**** DATASET
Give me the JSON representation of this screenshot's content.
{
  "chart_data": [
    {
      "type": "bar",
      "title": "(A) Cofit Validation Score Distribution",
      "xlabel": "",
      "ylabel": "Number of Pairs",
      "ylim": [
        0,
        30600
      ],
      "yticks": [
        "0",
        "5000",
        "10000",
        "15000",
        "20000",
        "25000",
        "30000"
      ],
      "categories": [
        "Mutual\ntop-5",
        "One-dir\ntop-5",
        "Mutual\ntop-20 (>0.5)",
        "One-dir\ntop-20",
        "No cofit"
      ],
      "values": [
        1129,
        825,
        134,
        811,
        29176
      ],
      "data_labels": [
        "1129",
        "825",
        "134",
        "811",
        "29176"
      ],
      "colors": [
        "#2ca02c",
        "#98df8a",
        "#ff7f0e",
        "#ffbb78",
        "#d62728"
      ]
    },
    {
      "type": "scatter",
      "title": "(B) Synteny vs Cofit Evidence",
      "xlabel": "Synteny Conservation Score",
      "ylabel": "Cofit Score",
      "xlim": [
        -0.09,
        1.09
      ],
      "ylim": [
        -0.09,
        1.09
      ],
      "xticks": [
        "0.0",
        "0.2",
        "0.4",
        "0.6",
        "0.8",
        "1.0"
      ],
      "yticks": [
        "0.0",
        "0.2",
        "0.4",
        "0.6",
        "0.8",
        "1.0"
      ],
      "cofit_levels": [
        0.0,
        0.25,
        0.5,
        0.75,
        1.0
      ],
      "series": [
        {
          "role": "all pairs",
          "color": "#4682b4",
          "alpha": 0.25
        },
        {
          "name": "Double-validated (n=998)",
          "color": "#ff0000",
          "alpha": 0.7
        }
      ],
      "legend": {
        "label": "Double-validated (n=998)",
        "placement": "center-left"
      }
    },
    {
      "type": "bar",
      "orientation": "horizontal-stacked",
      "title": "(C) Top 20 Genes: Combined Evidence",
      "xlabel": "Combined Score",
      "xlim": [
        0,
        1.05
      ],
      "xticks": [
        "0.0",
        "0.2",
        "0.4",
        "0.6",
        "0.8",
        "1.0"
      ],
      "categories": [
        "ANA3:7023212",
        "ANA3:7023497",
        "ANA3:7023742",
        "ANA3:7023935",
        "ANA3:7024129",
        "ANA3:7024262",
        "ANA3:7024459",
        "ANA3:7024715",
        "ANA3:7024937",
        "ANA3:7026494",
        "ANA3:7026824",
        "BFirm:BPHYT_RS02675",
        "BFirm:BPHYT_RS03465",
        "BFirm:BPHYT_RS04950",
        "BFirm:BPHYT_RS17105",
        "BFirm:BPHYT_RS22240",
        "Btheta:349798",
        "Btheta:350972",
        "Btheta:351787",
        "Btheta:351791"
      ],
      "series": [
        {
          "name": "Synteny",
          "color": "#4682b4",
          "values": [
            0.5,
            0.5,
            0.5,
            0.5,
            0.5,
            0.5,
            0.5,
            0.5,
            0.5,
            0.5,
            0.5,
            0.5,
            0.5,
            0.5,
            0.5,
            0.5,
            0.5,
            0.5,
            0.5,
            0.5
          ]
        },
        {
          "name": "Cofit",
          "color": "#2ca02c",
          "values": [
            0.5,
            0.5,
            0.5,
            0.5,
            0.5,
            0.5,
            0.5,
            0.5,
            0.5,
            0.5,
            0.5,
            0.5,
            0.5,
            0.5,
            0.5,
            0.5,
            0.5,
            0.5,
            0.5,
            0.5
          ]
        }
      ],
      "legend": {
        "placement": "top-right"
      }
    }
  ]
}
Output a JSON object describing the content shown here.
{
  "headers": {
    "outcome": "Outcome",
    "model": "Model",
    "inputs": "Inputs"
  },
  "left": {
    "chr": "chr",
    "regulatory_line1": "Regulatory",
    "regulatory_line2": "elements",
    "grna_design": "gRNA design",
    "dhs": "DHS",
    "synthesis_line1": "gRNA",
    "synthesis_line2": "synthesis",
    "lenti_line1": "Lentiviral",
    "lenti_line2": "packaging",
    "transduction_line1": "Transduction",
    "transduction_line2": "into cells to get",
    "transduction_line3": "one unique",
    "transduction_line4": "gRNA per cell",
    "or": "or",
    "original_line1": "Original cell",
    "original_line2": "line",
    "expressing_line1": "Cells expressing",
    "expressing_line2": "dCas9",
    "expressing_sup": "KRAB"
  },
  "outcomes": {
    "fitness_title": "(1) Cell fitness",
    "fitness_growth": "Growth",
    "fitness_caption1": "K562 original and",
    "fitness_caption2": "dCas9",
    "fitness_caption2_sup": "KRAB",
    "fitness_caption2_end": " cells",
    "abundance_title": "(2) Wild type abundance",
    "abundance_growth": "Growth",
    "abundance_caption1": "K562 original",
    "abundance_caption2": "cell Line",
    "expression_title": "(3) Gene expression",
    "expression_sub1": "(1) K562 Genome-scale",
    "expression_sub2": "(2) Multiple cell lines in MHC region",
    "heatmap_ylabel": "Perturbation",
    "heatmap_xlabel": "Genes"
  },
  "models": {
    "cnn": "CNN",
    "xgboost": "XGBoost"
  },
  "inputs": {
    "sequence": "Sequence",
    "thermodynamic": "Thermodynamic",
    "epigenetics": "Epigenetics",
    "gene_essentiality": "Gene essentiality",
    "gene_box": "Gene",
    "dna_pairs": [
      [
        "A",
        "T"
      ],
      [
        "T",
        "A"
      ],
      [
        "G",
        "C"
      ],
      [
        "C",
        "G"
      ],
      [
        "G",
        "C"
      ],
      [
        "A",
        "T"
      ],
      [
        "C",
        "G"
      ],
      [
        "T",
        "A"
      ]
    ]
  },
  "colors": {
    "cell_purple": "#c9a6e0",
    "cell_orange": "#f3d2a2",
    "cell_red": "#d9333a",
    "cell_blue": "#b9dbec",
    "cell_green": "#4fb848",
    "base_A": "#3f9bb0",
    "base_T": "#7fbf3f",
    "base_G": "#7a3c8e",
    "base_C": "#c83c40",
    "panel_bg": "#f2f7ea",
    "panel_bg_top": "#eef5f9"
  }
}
********
WHAT NEEDS TO BE DONE:
Repeat every line of the listing without a single difference.

RESPONSE AREA:
Give me the JSON representation of this screenshot's content.
{
  "chart_data": [
    {
      "type": "bar",
      "title": "(A) Cofit Validation Score Distribution",
      "xlabel": "",
      "ylabel": "Number of Pairs",
      "ylim": [
        0,
        30600
      ],
      "yticks": [
        "0",
        "5000",
        "10000",
        "15000",
        "20000",
        "25000",
        "30000"
      ],
      "categories": [
        "Mutual\ntop-5",
        "One-dir\ntop-5",
        "Mutual\ntop-20 (>0.5)",
        "One-dir\ntop-20",
        "No cofit"
      ],
      "values": [
        1129,
        825,
        134,
        811,
        29176
      ],
      "data_labels": [
        "1129",
        "825",
        "134",
        "811",
        "29176"
      ],
      "colors": [
        "#2ca02c",
        "#98df8a",
        "#ff7f0e",
        "#ffbb78",
        "#d62728"
      ]
    },
    {
      "type": "scatter",
      "title": "(B) Synteny vs Cofit Evidence",
      "xlabel": "Synteny Conservation Score",
      "ylabel": "Cofit Score",
      "xlim": [
        -0.09,
        1.09
      ],
      "ylim": [
        -0.09,
        1.09
      ],
      "xticks": [
        "0.0",
        "0.2",
        "0.4",
        "0.6",
        "0.8",
        "1.0"
      ],
      "yticks": [
        "0.0",
        "0.2",
        "0.4",
        "0.6",
        "0.8",
        "1.0"
      ],
      "cofit_levels": [
        0.0,
        0.25,
        0.5,
        0.75,
        1.0
      ],
      "series": [
        {
          "role": "all pairs",
          "color": "#4682b4",
          "alpha": 0.25
        },
        {
          "name": "Double-validated (n=998)",
          "color": "#ff0000",
          "alpha": 0.7
        }
      ],
      "legend": {
        "label": "Double-validated (n=998)",
        "placement": "center-left"
      }
    },
    {
      "type": "bar",
      "orientation": "horizontal-stacked",
      "title": "(C) Top 20 Genes: Combined Evidence",
      "xlabel": "Combined Score",
      "xlim": [
        0,
        1.05
      ],
      "xticks": [
        "0.0",
        "0.2",
        "0.4",
        "0.6",
        "0.8",
        "1.0"
      ],
      "categories": [
        "ANA3:7023212",
        "ANA3:7023497",
        "ANA3:7023742",
        "ANA3:7023935",
        "ANA3:7024129",
        "ANA3:7024262",
        "ANA3:7024459",
        "ANA3:7024715",
        "ANA3:7024937",
        "ANA3:7026494",
        "ANA3:7026824",
        "BFirm:BPHYT_RS02675",
        "BFirm:BPHYT_RS03465",
        "BFirm:BPHYT_RS04950",
        "BFirm:BPHYT_RS17105",
        "BFirm:BPHYT_RS22240",
        "Btheta:349798",
        "Btheta:350972",
        "Btheta:351787",
        "Btheta:351791"
      ],
      "series": [
        {
          "name": "Synteny",
          "color": "#4682b4",
          "values": [
            0.5,
            0.5,
            0.5,
            0.5,
            0.5,
            0.5,
            0.5,
            0.5,
            0.5,
            0.5,
            0.5,
            0.5,
            0.5,
            0.5,
            0.5,
            0.5,
            0.5,
            0.5,
            0.5,
            0.5
          ]
        },
        {
          "name": "Cofit",
          "color": "#2ca02c",
          "values": [
            0.5,
            0.5,
            0.5,
            0.5,
            0.5,
            0.5,
            0.5,
            0.5,
            0.5,
            0.5,
            0.5,
            0.5,
            0.5,
            0.5,
            0.5,
            0.5,
            0.5,
            0.5,
            0.5,
            0.5
          ]
        }
      ],
      "legend": {
        "placement": "top-right"
      }
    }
  ]
}
Output a JSON object describing the content shown here.
{
  "headers": {
    "outcome": "Outcome",
    "model": "Model",
    "inputs": "Inputs"
  },
  "left": {
    "chr": "chr",
    "regulatory_line1": "Regulatory",
    "regulatory_line2": "elements",
    "grna_design": "gRNA design",
    "dhs": "DHS",
    "synthesis_line1": "gRNA",
    "synthesis_line2": "synthesis",
    "lenti_line1": "Lentiviral",
    "lenti_line2": "packaging",
    "transduction_line1": "Transduction",
    "transduction_line2": "into cells to get",
    "transduction_line3": "one unique",
    "transduction_line4": "gRNA per cell",
    "or": "or",
    "original_line1": "Original cell",
    "original_line2": "line",
    "expressing_line1": "Cells expressing",
    "expressing_line2": "dCas9",
    "expressing_sup": "KRAB"
  },
  "outcomes": {
    "fitness_title": "(1) Cell fitness",
    "fitness_growth": "Growth",
    "fitness_caption1": "K562 original and",
    "fitness_caption2": "dCas9",
    "fitness_caption2_sup": "KRAB",
    "fitness_caption2_end": " cells",
    "abundance_title": "(2) Wild type abundance",
    "abundance_growth": "Growth",
    "abundance_caption1": "K562 original",
    "abundance_caption2": "cell Line",
    "expression_title": "(3) Gene expression",
    "expression_sub1": "(1) K562 Genome-scale",
    "expression_sub2": "(2) Multiple cell lines in MHC region",
    "heatmap_ylabel": "Perturbation",
    "heatmap_xlabel": "Genes"
  },
  "models": {
    "cnn": "CNN",
    "xgboost": "XGBoost"
  },
  "inputs": {
    "sequence": "Sequence",
    "thermodynamic": "Thermodynamic",
    "epigenetics": "Epigenetics",
    "gene_essentiality": "Gene essentiality",
    "gene_box": "Gene",
    "dna_pairs": [
      [
        "A",
        "T"
      ],
      [
        "T",
        "A"
      ],
      [
        "G",
        "C"
      ],
      [
        "C",
        "G"
      ],
      [
        "G",
        "C"
      ],
      [
        "A",
        "T"
      ],
      [
        "C",
        "G"
      ],
      [
        "T",
        "A"
      ]
    ]
  },
  "colors": {
    "cell_purple": "#c9a6e0",
    "cell_orange": "#f3d2a2",
    "cell_red": "#d9333a",
    "cell_blue": "#b9dbec",
    "cell_green": "#4fb848",
    "base_A": "#3f9bb0",
    "base_T": "#7fbf3f",
    "base_G": "#7a3c8e",
    "base_C": "#c83c40",
    "panel_bg": "#f2f7ea",
    "panel_bg_top": "#eef5f9"
  }
}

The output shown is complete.